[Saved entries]

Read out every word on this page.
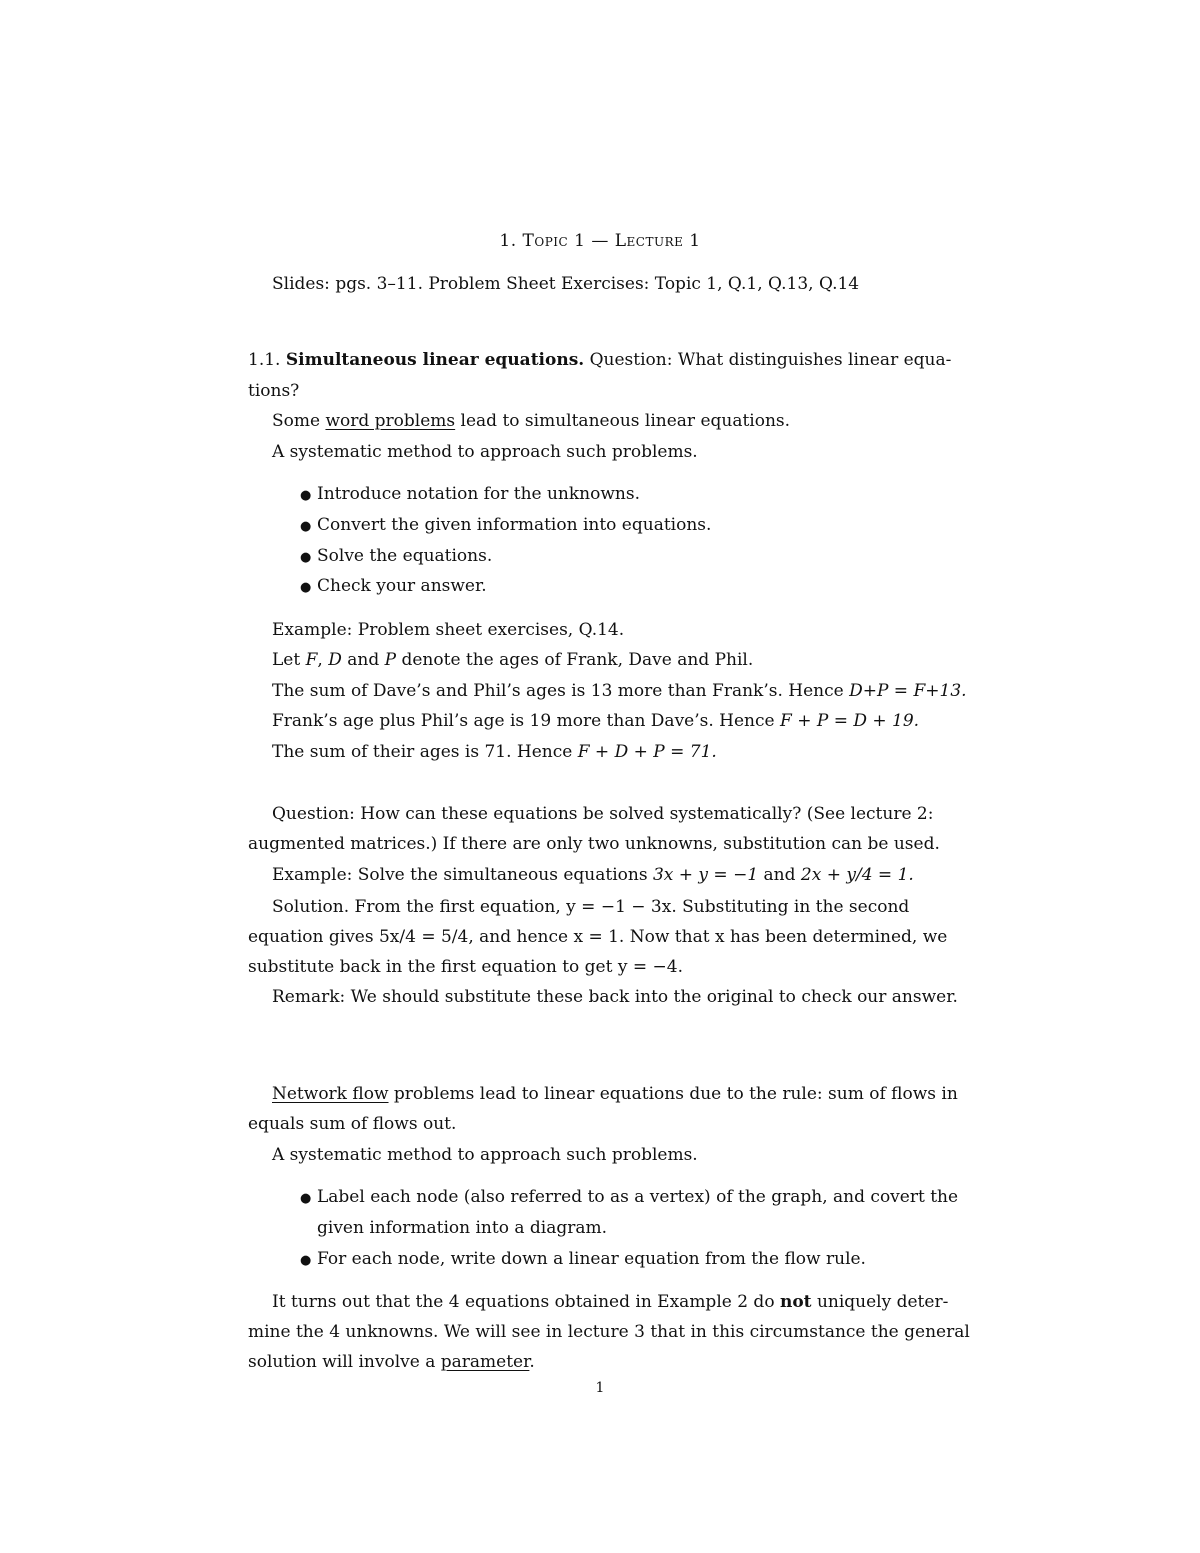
1. Topic 1 — Lecture 1
Slides: pgs. 3–11. Problem Sheet Exercises: Topic 1, Q.1, Q.13, Q.14
1.1. Simultaneous linear equations. Question: What distinguishes linear equa-
tions?
Some word problems lead to simultaneous linear equations.
A systematic method to approach such problems.
● Introduce notation for the unknowns.
● Convert the given information into equations.
● Solve the equations.
● Check your answer.
Example: Problem sheet exercises, Q.14.
Let F, D and P denote the ages of Frank, Dave and Phil.
The sum of Dave’s and Phil’s ages is 13 more than Frank’s. Hence D+P = F+13.
Frank’s age plus Phil’s age is 19 more than Dave’s. Hence F + P = D + 19.
The sum of their ages is 71. Hence F + D + P = 71.
Question: How can these equations be solved systematically? (See lecture 2:
augmented matrices.) If there are only two unknowns, substitution can be used.
Example: Solve the simultaneous equations 3x + y = −1 and 2x + y/4 = 1.
Solution. From the first equation, y = −1 − 3x. Substituting in the second
equation gives 5x/4 = 5/4, and hence x = 1. Now that x has been determined, we
substitute back in the first equation to get y = −4.
Remark: We should substitute these back into the original to check our answer.
Network flow problems lead to linear equations due to the rule: sum of flows in
equals sum of flows out.
A systematic method to approach such problems.
● Label each node (also referred to as a vertex) of the graph, and covert the
given information into a diagram.
● For each node, write down a linear equation from the flow rule.
It turns out that the 4 equations obtained in Example 2 do not uniquely deter-
mine the 4 unknowns. We will see in lecture 3 that in this circumstance the general
solution will involve a parameter.
1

• [WORK TO COMPLETE]: Every line should be retyped exactly, with the pictures omitted.

• [SOLUTION TO THIS PROBLEM]:
Read out every word on this page.
1. Topic 1 — Lecture 1
Slides: pgs. 3–11. Problem Sheet Exercises: Topic 1, Q.1, Q.13, Q.14
1.1. Simultaneous linear equations. Question: What distinguishes linear equa-
tions?
Some word problems lead to simultaneous linear equations.
A systematic method to approach such problems.
● Introduce notation for the unknowns.
● Convert the given information into equations.
● Solve the equations.
● Check your answer.
Example: Problem sheet exercises, Q.14.
Let F, D and P denote the ages of Frank, Dave and Phil.
The sum of Dave’s and Phil’s ages is 13 more than Frank’s. Hence D+P = F+13.
Frank’s age plus Phil’s age is 19 more than Dave’s. Hence F + P = D + 19.
The sum of their ages is 71. Hence F + D + P = 71.
Question: How can these equations be solved systematically? (See lecture 2:
augmented matrices.) If there are only two unknowns, substitution can be used.
Example: Solve the simultaneous equations 3x + y = −1 and 2x + y/4 = 1.
Solution. From the first equation, y = −1 − 3x. Substituting in the second
equation gives 5x/4 = 5/4, and hence x = 1. Now that x has been determined, we
substitute back in the first equation to get y = −4.
Remark: We should substitute these back into the original to check our answer.
Network flow problems lead to linear equations due to the rule: sum of flows in
equals sum of flows out.
A systematic method to approach such problems.
● Label each node (also referred to as a vertex) of the graph, and covert the
given information into a diagram.
● For each node, write down a linear equation from the flow rule.
It turns out that the 4 equations obtained in Example 2 do not uniquely deter-
mine the 4 unknowns. We will see in lecture 3 that in this circumstance the general
solution will involve a parameter.
1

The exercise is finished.